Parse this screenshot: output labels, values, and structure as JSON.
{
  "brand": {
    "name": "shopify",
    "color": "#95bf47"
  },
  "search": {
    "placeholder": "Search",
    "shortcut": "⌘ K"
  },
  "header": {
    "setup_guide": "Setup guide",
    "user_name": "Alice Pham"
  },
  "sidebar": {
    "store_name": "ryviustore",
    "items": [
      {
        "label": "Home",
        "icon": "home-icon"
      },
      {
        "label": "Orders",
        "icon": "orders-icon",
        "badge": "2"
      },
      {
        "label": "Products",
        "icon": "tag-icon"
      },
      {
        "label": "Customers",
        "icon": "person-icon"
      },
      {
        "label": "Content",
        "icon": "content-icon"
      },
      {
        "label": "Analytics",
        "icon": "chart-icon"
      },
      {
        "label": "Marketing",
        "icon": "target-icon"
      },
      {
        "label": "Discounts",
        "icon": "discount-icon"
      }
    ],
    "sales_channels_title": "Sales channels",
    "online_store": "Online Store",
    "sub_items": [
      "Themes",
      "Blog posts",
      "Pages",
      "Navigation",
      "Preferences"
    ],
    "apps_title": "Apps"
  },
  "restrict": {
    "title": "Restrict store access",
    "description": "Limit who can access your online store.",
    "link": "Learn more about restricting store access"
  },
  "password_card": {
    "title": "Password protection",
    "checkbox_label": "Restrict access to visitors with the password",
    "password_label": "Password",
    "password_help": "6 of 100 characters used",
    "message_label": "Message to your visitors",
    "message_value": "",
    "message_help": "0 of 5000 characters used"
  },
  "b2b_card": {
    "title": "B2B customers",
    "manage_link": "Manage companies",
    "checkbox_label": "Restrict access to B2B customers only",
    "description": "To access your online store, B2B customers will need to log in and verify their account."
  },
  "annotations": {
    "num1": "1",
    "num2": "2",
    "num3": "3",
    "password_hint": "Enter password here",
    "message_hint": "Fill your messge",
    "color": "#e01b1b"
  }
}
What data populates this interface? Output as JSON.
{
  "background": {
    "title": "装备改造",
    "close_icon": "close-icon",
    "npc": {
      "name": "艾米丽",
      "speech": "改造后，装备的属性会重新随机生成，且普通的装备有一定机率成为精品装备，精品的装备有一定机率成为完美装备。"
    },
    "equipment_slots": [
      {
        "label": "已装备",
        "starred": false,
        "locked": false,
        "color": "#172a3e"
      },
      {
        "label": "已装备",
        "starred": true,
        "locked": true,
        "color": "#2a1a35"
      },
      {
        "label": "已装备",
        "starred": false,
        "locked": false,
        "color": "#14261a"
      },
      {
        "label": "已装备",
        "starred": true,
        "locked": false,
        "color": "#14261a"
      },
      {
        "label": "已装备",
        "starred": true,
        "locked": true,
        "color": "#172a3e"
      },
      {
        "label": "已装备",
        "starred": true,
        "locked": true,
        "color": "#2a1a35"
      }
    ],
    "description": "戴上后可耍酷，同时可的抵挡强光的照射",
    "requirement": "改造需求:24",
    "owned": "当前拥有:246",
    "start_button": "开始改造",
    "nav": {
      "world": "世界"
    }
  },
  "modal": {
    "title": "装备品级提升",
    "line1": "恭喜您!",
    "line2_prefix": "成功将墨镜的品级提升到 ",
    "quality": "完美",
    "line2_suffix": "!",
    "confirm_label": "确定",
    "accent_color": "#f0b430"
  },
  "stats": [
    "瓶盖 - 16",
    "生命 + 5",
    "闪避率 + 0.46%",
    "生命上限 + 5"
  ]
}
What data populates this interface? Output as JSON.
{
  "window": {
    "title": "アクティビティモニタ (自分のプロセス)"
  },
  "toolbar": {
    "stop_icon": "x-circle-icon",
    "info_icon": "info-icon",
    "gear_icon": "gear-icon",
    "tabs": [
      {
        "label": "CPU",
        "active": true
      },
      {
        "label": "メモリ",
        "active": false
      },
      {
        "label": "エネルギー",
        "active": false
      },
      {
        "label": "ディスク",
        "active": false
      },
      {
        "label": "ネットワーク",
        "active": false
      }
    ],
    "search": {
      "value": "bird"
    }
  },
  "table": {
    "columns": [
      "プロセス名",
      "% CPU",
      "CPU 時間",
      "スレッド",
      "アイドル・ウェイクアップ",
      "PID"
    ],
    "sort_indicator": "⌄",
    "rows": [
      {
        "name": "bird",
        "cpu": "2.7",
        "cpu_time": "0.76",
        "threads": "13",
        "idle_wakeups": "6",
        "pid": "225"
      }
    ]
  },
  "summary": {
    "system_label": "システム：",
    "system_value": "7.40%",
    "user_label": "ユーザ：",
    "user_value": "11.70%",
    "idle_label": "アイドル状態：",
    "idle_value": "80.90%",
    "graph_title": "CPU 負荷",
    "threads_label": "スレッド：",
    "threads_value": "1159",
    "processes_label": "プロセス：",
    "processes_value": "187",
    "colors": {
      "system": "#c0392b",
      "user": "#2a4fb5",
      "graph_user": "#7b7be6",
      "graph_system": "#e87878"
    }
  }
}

INSTRUCTIONS TO FOLLOW: Set down all of the records shown above once more, exactly.

RESPONSE:
Parse this screenshot: output labels, values, and structure as JSON.
{
  "brand": {
    "name": "shopify",
    "color": "#95bf47"
  },
  "search": {
    "placeholder": "Search",
    "shortcut": "⌘ K"
  },
  "header": {
    "setup_guide": "Setup guide",
    "user_name": "Alice Pham"
  },
  "sidebar": {
    "store_name": "ryviustore",
    "items": [
      {
        "label": "Home",
        "icon": "home-icon"
      },
      {
        "label": "Orders",
        "icon": "orders-icon",
        "badge": "2"
      },
      {
        "label": "Products",
        "icon": "tag-icon"
      },
      {
        "label": "Customers",
        "icon": "person-icon"
      },
      {
        "label": "Content",
        "icon": "content-icon"
      },
      {
        "label": "Analytics",
        "icon": "chart-icon"
      },
      {
        "label": "Marketing",
        "icon": "target-icon"
      },
      {
        "label": "Discounts",
        "icon": "discount-icon"
      }
    ],
    "sales_channels_title": "Sales channels",
    "online_store": "Online Store",
    "sub_items": [
      "Themes",
      "Blog posts",
      "Pages",
      "Navigation",
      "Preferences"
    ],
    "apps_title": "Apps"
  },
  "restrict": {
    "title": "Restrict store access",
    "description": "Limit who can access your online store.",
    "link": "Learn more about restricting store access"
  },
  "password_card": {
    "title": "Password protection",
    "checkbox_label": "Restrict access to visitors with the password",
    "password_label": "Password",
    "password_help": "6 of 100 characters used",
    "message_label": "Message to your visitors",
    "message_value": "",
    "message_help": "0 of 5000 characters used"
  },
  "b2b_card": {
    "title": "B2B customers",
    "manage_link": "Manage companies",
    "checkbox_label": "Restrict access to B2B customers only",
    "description": "To access your online store, B2B customers will need to log in and verify their account."
  },
  "annotations": {
    "num1": "1",
    "num2": "2",
    "num3": "3",
    "password_hint": "Enter password here",
    "message_hint": "Fill your messge",
    "color": "#e01b1b"
  }
}
What data populates this interface? Output as JSON.
{
  "background": {
    "title": "装备改造",
    "close_icon": "close-icon",
    "npc": {
      "name": "艾米丽",
      "speech": "改造后，装备的属性会重新随机生成，且普通的装备有一定机率成为精品装备，精品的装备有一定机率成为完美装备。"
    },
    "equipment_slots": [
      {
        "label": "已装备",
        "starred": false,
        "locked": false,
        "color": "#172a3e"
      },
      {
        "label": "已装备",
        "starred": true,
        "locked": true,
        "color": "#2a1a35"
      },
      {
        "label": "已装备",
        "starred": false,
        "locked": false,
        "color": "#14261a"
      },
      {
        "label": "已装备",
        "starred": true,
        "locked": false,
        "color": "#14261a"
      },
      {
        "label": "已装备",
        "starred": true,
        "locked": true,
        "color": "#172a3e"
      },
      {
        "label": "已装备",
        "starred": true,
        "locked": true,
        "color": "#2a1a35"
      }
    ],
    "description": "戴上后可耍酷，同时可的抵挡强光的照射",
    "requirement": "改造需求:24",
    "owned": "当前拥有:246",
    "start_button": "开始改造",
    "nav": {
      "world": "世界"
    }
  },
  "modal": {
    "title": "装备品级提升",
    "line1": "恭喜您!",
    "line2_prefix": "成功将墨镜的品级提升到 ",
    "quality": "完美",
    "line2_suffix": "!",
    "confirm_label": "确定",
    "accent_color": "#f0b430"
  },
  "stats": [
    "瓶盖 - 16",
    "生命 + 5",
    "闪避率 + 0.46%",
    "生命上限 + 5"
  ]
}
What data populates this interface? Output as JSON.
{
  "window": {
    "title": "アクティビティモニタ (自分のプロセス)"
  },
  "toolbar": {
    "stop_icon": "x-circle-icon",
    "info_icon": "info-icon",
    "gear_icon": "gear-icon",
    "tabs": [
      {
        "label": "CPU",
        "active": true
      },
      {
        "label": "メモリ",
        "active": false
      },
      {
        "label": "エネルギー",
        "active": false
      },
      {
        "label": "ディスク",
        "active": false
      },
      {
        "label": "ネットワーク",
        "active": false
      }
    ],
    "search": {
      "value": "bird"
    }
  },
  "table": {
    "columns": [
      "プロセス名",
      "% CPU",
      "CPU 時間",
      "スレッド",
      "アイドル・ウェイクアップ",
      "PID"
    ],
    "sort_indicator": "⌄",
    "rows": [
      {
        "name": "bird",
        "cpu": "2.7",
        "cpu_time": "0.76",
        "threads": "13",
        "idle_wakeups": "6",
        "pid": "225"
      }
    ]
  },
  "summary": {
    "system_label": "システム：",
    "system_value": "7.40%",
    "user_label": "ユーザ：",
    "user_value": "11.70%",
    "idle_label": "アイドル状態：",
    "idle_value": "80.90%",
    "graph_title": "CPU 負荷",
    "threads_label": "スレッド：",
    "threads_value": "1159",
    "processes_label": "プロセス：",
    "processes_value": "187",
    "colors": {
      "system": "#c0392b",
      "user": "#2a4fb5",
      "graph_user": "#7b7be6",
      "graph_system": "#e87878"
    }
  }
}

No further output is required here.